Exercise description = Find the string "Because" and gather every line that holds it.

◆ ◆ ◆

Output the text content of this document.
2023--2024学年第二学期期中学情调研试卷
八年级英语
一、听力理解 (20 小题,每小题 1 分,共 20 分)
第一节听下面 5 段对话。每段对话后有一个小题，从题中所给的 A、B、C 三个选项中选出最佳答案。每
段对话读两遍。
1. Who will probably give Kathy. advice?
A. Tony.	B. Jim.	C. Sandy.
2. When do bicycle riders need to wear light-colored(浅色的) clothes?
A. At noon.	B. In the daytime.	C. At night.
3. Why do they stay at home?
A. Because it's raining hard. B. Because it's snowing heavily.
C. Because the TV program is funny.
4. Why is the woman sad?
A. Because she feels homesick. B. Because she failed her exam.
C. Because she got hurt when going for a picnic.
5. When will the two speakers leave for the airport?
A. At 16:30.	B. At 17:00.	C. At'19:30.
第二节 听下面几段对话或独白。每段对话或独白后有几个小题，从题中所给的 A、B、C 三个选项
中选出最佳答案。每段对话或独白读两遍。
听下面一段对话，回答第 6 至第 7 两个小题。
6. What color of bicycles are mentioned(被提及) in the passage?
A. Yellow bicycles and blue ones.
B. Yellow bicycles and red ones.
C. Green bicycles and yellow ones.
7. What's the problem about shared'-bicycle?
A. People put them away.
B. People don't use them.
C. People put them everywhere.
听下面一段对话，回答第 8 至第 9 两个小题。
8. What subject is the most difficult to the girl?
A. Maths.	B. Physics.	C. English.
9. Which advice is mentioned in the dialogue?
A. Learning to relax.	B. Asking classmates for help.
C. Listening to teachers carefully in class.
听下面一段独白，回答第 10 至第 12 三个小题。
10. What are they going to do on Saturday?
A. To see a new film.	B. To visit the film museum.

◆ ◆ ◆

Final result =
A. Because it's raining hard. B. Because it's snowing heavily.
C. Because the TV program is funny.
A. Because she feels homesick. B. Because she failed her exam.
C. Because she got hurt when going for a picnic.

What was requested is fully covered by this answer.